◆ Task requirements ◆
Pull out every line with the word "OTEVŘENÁ".

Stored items
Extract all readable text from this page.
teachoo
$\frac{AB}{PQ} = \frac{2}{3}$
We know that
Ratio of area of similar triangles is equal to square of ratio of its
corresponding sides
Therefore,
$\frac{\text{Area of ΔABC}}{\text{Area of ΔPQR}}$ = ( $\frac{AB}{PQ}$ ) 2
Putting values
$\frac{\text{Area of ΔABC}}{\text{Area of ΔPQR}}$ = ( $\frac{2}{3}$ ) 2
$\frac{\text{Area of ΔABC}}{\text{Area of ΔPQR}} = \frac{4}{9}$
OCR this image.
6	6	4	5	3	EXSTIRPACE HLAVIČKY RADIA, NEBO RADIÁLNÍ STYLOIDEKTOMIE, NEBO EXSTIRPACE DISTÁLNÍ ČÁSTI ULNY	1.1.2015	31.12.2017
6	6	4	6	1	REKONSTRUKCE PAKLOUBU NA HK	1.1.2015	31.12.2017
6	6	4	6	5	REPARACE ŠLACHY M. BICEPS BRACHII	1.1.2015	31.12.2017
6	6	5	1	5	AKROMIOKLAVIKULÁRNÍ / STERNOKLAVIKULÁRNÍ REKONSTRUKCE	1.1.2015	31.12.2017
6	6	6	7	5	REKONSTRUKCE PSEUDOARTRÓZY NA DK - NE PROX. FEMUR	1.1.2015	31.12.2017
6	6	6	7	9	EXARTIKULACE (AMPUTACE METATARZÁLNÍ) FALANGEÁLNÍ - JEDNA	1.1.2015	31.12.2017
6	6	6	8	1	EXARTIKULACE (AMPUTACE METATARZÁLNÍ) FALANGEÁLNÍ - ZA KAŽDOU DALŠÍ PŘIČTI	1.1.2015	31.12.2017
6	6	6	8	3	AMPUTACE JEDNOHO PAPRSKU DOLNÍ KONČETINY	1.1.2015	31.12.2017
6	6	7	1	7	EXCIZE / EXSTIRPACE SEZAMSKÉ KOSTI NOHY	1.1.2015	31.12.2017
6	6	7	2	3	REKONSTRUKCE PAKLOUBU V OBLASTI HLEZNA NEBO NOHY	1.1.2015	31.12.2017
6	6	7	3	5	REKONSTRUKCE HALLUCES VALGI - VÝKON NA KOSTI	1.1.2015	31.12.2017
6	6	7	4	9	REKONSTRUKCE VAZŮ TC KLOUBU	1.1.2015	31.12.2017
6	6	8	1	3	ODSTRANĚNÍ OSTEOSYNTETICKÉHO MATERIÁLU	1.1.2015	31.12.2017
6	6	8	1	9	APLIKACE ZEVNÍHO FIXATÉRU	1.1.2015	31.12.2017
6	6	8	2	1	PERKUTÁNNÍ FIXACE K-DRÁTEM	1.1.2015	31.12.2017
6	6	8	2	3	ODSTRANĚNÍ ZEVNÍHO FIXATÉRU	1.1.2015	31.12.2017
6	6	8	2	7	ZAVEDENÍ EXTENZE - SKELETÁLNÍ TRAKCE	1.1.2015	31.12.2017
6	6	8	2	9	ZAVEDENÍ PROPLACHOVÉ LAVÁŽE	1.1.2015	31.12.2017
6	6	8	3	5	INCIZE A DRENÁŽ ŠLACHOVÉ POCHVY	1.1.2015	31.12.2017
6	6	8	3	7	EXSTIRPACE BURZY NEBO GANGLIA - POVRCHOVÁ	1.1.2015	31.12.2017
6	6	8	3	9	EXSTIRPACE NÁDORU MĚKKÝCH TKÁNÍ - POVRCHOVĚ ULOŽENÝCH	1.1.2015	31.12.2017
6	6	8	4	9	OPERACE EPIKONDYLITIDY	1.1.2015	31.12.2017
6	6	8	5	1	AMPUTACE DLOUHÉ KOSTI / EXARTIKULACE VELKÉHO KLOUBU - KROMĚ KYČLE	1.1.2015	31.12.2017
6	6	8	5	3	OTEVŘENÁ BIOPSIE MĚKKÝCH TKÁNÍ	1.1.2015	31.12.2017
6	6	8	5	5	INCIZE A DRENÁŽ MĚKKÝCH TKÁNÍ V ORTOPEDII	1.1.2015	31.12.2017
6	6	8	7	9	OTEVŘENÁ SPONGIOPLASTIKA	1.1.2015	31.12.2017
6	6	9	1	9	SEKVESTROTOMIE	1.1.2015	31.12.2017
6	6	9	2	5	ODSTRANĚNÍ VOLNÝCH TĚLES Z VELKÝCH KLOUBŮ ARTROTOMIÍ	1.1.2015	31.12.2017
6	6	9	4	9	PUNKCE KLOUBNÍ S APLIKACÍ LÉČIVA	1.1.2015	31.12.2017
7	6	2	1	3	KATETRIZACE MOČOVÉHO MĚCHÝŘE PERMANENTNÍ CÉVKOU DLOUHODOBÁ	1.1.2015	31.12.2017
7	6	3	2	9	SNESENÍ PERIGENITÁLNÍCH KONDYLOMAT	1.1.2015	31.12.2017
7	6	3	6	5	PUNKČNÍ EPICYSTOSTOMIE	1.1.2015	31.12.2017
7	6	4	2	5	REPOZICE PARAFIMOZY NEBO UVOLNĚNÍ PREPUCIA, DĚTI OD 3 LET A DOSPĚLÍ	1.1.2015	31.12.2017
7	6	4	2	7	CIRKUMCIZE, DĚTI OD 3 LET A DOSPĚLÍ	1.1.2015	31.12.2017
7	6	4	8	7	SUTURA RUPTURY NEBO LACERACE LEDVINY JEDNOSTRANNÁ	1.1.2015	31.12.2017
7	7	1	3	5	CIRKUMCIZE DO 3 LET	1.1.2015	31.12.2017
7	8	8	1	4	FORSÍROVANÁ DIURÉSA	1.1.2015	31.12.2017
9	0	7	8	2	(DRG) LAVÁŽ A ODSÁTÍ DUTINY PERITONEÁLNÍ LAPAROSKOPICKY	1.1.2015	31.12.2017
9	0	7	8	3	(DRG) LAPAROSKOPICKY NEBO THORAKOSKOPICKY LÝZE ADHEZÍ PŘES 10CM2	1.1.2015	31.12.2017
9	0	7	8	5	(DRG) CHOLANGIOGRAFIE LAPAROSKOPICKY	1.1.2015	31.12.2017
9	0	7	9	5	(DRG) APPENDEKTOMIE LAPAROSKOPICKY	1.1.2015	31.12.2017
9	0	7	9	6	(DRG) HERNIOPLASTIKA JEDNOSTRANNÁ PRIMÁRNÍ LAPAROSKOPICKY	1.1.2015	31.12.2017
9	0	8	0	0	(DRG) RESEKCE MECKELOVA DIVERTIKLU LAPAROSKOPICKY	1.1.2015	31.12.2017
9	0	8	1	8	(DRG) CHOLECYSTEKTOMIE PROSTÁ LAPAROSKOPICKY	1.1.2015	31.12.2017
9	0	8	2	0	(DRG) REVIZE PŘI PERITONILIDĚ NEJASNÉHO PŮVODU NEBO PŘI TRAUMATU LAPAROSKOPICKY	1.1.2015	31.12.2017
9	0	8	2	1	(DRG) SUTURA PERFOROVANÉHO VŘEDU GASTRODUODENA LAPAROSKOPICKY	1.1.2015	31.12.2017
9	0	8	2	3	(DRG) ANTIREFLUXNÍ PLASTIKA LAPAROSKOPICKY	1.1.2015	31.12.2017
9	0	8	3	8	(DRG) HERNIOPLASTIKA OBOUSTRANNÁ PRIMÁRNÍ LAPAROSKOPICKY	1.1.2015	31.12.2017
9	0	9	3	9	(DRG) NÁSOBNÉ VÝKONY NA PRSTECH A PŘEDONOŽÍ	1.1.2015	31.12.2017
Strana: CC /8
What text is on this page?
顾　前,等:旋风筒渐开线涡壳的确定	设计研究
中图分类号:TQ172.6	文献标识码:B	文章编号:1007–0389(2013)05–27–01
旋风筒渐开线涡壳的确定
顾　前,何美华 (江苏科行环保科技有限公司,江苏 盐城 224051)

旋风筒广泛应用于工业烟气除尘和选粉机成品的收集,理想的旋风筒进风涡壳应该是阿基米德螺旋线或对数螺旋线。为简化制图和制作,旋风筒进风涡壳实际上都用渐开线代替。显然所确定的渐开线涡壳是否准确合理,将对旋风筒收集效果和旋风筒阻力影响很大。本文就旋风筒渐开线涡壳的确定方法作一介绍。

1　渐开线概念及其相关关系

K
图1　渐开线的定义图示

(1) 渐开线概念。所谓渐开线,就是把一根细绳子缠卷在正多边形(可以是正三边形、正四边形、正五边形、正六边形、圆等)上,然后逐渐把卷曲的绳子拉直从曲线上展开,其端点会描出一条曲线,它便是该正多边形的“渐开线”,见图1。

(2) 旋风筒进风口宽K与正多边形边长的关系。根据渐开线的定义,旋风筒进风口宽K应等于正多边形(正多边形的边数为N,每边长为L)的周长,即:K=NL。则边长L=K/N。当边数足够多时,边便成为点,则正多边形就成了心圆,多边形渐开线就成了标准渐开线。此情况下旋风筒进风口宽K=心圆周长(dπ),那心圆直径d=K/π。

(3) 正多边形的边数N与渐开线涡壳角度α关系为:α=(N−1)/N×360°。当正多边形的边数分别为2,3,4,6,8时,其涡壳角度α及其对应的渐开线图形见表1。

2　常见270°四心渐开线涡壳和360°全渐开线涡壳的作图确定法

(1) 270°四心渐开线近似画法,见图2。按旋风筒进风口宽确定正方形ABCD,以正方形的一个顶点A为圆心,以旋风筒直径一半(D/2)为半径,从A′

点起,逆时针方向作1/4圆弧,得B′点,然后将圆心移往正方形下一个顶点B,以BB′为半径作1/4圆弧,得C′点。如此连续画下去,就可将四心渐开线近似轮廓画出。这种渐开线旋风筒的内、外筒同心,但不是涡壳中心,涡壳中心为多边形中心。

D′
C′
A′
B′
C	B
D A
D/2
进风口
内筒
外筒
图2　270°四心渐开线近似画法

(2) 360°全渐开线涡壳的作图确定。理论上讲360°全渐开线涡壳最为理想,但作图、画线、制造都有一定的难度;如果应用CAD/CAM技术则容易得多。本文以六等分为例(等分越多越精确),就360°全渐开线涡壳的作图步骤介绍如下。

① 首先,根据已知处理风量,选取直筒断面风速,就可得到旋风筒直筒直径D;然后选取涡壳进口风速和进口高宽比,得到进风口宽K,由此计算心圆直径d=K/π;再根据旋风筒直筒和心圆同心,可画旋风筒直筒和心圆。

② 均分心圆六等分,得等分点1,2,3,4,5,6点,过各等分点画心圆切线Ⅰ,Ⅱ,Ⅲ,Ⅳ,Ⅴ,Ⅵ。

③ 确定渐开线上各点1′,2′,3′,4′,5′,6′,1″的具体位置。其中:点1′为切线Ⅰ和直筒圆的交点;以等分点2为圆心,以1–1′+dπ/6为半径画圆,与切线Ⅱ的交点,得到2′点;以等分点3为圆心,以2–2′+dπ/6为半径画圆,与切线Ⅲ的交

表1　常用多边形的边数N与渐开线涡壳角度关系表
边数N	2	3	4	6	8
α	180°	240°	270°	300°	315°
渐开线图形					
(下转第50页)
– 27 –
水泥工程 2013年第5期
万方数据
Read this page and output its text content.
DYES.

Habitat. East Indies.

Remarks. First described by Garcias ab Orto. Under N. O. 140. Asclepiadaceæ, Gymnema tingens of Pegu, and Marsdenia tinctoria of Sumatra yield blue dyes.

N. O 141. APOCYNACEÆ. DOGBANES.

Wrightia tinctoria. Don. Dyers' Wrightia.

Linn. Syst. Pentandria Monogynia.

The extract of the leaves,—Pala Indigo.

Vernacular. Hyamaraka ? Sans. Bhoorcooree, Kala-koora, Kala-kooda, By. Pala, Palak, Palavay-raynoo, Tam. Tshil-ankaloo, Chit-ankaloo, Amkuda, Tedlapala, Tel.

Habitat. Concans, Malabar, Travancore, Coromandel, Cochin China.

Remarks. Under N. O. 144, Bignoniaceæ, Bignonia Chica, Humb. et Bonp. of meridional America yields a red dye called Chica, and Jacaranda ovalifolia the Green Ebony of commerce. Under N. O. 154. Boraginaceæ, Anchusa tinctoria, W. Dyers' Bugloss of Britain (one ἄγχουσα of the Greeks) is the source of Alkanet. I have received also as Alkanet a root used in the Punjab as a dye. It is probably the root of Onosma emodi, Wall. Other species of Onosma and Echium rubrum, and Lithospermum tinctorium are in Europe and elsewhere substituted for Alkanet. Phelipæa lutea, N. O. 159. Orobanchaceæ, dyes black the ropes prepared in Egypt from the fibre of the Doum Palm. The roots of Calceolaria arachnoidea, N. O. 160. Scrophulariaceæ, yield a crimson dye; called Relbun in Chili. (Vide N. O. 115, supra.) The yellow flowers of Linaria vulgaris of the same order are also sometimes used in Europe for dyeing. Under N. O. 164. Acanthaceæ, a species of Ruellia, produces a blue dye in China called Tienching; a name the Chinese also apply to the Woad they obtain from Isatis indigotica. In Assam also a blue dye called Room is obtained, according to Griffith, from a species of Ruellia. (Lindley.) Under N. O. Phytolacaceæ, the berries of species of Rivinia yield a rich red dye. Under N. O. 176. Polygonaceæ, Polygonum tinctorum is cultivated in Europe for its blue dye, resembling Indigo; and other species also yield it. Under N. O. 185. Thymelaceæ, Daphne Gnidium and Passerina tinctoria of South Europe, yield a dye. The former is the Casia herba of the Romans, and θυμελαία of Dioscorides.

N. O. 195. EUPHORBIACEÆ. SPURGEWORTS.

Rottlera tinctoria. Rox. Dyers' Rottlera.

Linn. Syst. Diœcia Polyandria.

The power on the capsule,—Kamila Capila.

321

◆ Solution for this problem ◆
6	6	8	5	3	OTEVŘENÁ BIOPSIE MĚKKÝCH TKÁNÍ	1.1.2015	31.12.2017
6	6	8	7	9	OTEVŘENÁ SPONGIOPLASTIKA	1.1.2015	31.12.2017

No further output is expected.